» **Dataset**:
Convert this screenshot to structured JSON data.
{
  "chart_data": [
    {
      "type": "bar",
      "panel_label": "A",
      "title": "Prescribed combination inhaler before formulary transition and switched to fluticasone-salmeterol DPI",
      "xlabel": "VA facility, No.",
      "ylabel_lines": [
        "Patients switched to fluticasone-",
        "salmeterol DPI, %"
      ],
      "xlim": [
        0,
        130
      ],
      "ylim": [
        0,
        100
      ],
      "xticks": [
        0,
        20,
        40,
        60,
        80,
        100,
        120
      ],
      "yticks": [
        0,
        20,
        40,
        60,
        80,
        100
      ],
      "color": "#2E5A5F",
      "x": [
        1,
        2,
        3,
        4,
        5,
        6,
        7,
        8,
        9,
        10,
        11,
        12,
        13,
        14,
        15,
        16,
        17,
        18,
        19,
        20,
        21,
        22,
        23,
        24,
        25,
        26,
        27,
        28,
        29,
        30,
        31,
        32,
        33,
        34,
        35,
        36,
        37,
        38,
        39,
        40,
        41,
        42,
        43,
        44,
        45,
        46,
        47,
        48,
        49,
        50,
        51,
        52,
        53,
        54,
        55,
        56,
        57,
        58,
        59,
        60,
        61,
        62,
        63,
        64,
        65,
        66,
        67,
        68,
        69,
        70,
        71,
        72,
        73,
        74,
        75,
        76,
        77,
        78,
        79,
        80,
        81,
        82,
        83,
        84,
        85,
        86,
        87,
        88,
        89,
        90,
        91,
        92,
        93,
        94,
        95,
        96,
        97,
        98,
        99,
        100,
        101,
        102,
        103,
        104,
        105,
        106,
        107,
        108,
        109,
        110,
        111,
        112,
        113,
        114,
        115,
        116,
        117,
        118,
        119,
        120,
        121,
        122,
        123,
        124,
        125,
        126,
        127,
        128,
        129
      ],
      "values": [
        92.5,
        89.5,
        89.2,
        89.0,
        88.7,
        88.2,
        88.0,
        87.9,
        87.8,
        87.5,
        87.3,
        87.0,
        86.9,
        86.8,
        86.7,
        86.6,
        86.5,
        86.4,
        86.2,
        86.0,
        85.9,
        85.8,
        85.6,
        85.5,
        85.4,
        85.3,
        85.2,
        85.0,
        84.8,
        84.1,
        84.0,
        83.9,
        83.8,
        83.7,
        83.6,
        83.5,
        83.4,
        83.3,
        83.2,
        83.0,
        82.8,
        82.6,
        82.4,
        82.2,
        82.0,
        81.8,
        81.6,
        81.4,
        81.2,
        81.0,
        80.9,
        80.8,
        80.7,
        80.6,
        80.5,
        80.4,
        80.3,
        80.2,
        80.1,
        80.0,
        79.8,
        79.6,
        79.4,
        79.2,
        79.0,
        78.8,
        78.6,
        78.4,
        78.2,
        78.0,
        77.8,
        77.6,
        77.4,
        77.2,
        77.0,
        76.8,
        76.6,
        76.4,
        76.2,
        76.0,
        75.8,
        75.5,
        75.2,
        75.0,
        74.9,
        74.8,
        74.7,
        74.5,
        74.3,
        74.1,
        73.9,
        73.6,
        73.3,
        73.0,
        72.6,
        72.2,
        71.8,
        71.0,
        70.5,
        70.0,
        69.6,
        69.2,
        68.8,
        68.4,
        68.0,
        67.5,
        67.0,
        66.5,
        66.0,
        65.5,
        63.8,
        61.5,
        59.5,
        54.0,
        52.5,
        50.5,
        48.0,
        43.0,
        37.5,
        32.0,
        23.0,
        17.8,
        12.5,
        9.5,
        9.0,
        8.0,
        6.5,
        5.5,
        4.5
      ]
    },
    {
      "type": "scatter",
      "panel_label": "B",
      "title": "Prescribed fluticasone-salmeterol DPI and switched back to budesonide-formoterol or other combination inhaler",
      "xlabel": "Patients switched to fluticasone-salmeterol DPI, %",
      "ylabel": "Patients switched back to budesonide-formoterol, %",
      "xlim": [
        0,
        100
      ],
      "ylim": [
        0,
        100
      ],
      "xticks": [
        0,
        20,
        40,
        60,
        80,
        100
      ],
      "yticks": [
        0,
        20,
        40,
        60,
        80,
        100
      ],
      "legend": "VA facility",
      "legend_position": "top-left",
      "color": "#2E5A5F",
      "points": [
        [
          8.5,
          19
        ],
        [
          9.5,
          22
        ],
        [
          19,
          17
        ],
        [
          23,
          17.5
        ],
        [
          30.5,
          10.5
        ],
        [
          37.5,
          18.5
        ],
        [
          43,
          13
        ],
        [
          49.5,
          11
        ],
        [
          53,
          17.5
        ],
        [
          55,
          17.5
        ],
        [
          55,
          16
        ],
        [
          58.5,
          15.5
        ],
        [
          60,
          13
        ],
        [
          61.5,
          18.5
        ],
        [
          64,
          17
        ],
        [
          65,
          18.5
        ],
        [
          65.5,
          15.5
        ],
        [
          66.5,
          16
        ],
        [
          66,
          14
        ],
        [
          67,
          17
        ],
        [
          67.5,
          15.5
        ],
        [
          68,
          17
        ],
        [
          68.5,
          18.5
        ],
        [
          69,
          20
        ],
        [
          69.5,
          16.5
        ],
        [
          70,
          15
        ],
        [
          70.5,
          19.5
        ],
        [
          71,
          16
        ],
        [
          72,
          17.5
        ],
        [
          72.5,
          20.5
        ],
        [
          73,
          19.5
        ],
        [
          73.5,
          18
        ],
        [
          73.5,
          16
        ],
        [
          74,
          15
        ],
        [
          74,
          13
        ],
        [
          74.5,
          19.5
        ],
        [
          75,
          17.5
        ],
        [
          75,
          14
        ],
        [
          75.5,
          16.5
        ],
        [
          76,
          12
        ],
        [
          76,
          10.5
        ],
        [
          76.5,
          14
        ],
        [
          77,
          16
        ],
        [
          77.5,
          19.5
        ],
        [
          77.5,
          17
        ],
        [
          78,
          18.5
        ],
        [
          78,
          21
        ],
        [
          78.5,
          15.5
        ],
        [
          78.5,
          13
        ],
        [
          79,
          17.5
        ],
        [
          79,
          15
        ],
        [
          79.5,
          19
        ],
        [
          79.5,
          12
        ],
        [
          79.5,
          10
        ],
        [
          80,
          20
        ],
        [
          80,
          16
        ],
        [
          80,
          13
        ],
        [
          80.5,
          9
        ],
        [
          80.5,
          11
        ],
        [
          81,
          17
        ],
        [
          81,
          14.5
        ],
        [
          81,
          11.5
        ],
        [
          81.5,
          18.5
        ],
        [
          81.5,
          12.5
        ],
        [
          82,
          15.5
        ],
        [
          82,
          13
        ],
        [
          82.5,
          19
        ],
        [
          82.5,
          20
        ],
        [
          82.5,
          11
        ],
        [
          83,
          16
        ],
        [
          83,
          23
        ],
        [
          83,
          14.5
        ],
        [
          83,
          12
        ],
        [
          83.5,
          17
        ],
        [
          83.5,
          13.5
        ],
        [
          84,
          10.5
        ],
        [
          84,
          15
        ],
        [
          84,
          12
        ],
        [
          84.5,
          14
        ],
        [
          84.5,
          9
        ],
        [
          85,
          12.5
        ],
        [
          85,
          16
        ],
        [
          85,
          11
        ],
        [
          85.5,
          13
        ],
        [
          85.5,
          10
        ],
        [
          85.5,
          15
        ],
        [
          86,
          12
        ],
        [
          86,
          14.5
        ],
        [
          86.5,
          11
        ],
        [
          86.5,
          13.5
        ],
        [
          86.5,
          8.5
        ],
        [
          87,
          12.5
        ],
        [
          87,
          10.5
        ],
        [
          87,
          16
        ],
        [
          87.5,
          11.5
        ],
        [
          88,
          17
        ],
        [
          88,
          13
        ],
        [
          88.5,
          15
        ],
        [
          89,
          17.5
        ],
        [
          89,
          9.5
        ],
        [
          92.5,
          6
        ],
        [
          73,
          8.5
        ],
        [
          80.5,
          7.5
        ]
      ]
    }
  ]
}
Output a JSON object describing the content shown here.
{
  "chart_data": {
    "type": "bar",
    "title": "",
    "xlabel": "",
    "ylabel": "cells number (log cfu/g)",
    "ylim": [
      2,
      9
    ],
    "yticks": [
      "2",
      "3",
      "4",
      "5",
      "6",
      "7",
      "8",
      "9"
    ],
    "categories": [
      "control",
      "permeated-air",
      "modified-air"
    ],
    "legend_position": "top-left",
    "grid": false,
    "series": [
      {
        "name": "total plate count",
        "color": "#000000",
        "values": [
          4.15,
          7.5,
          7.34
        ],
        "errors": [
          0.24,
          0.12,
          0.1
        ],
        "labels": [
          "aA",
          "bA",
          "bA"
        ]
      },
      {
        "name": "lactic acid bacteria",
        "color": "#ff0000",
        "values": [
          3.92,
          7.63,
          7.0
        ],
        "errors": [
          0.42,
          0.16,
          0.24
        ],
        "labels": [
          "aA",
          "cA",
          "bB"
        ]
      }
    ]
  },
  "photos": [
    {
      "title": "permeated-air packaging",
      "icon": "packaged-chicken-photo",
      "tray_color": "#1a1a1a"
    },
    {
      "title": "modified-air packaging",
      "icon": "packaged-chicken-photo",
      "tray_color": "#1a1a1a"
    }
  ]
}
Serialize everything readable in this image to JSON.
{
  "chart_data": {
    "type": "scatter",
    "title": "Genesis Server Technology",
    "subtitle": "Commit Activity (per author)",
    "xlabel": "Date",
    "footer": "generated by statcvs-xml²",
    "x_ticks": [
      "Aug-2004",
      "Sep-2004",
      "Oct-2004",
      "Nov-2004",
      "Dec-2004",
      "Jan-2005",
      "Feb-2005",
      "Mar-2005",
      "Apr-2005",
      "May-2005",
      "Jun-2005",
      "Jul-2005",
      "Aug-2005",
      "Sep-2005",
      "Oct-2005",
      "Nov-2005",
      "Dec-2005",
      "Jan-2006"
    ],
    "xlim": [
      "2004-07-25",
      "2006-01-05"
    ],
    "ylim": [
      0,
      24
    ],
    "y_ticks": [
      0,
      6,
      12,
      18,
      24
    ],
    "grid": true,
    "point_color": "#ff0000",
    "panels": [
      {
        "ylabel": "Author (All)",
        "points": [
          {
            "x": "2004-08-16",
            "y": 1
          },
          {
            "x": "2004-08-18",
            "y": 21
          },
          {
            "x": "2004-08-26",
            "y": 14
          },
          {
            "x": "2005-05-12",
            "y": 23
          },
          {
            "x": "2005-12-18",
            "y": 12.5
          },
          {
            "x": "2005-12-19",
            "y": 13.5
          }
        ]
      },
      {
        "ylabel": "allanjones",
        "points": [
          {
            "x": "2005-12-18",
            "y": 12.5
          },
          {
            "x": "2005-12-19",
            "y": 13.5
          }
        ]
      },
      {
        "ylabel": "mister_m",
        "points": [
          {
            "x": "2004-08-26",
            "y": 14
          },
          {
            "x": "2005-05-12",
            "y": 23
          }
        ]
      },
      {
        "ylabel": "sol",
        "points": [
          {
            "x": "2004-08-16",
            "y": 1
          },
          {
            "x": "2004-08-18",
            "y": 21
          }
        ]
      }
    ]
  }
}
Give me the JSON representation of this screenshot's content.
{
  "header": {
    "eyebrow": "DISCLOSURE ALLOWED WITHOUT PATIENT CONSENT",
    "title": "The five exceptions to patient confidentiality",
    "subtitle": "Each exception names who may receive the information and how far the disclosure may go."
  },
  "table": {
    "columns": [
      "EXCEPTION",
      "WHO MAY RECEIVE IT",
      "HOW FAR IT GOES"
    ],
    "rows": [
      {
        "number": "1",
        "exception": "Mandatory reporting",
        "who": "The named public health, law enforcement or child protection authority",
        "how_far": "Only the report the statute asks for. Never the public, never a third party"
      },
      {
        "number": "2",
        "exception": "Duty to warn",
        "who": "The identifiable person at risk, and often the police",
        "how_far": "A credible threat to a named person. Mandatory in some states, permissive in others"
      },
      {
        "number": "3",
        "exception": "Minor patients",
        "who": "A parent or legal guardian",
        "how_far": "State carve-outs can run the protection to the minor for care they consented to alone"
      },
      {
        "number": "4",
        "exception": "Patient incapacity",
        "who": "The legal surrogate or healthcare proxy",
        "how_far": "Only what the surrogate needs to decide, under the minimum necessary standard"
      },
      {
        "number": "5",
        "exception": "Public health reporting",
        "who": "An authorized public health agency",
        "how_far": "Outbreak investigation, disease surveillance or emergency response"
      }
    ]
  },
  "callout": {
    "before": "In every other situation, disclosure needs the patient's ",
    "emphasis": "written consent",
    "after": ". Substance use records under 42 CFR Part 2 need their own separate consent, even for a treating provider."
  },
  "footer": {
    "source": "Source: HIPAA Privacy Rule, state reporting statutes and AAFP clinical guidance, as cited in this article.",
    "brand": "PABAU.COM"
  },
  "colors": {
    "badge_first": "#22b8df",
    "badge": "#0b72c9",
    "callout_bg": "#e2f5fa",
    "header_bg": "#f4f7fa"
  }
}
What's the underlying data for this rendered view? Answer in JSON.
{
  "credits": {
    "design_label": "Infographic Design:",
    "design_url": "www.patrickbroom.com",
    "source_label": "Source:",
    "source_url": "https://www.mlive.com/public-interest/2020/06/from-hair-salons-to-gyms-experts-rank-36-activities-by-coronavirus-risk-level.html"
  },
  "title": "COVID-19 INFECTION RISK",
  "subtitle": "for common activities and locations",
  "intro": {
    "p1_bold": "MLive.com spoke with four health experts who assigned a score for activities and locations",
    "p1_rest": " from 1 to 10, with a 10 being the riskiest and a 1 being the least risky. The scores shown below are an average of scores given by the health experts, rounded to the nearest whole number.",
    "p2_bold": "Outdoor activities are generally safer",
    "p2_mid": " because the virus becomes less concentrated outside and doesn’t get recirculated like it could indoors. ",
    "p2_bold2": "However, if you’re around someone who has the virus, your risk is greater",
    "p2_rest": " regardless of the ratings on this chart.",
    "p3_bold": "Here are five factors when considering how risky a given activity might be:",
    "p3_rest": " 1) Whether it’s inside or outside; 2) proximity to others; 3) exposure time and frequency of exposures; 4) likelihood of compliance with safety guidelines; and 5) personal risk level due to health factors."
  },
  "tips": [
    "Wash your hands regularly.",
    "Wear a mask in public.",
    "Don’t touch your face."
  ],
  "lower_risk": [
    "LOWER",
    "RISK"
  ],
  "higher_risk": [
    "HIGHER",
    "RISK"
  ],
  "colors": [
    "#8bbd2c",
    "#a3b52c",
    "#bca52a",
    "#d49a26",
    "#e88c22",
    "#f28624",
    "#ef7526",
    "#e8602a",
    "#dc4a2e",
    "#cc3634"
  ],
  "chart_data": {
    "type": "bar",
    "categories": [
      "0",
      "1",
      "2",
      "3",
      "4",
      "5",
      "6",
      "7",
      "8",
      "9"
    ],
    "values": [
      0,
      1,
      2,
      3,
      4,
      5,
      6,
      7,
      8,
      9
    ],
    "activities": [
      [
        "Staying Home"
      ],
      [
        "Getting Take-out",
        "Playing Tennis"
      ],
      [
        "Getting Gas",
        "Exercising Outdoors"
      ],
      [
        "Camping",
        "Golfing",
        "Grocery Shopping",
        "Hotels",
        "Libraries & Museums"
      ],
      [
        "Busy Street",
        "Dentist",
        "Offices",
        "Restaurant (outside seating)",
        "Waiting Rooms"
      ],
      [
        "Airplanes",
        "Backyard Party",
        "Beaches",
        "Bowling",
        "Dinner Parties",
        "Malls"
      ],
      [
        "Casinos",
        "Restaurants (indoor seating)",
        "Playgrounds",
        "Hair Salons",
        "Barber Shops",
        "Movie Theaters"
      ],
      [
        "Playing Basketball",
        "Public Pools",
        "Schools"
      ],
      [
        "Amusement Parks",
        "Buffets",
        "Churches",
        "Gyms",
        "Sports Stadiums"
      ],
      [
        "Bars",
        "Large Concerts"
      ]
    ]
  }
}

» **Activity**: List every line above that contains the word "experts".

» **Completed task**:
    "source_url": "https://www.mlive.com/public-interest/2020/06/from-hair-salons-to-gyms-experts-rank-36-activities-by-coronavirus-risk-level.html"
    "p1_bold": "MLive.com spoke with four health experts who assigned a score for activities and locations",
    "p1_rest": " from 1 to 10, with a 10 being the riskiest and a 1 being the least risky. The scores shown below are an average of scores given by the health experts, rounded to the nearest whole number.",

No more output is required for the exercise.